## BRIEF
Exact repetition is required: output every record in full.

[Part of a data file]
** Start **

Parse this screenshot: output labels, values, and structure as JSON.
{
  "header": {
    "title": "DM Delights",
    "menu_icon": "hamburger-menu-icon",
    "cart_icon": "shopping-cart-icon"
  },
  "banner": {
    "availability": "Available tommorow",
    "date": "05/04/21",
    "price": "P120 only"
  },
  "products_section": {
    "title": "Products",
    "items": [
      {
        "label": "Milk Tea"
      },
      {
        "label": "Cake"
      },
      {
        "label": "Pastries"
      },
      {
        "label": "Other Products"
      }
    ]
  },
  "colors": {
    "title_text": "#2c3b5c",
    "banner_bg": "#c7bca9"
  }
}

** End **

## REPLY
Parse this screenshot: output labels, values, and structure as JSON.
{
  "header": {
    "title": "DM Delights",
    "menu_icon": "hamburger-menu-icon",
    "cart_icon": "shopping-cart-icon"
  },
  "banner": {
    "availability": "Available tommorow",
    "date": "05/04/21",
    "price": "P120 only"
  },
  "products_section": {
    "title": "Products",
    "items": [
      {
        "label": "Milk Tea"
      },
      {
        "label": "Cake"
      },
      {
        "label": "Pastries"
      },
      {
        "label": "Other Products"
      }
    ]
  },
  "colors": {
    "title_text": "#2c3b5c",
    "banner_bg": "#c7bca9"
  }
}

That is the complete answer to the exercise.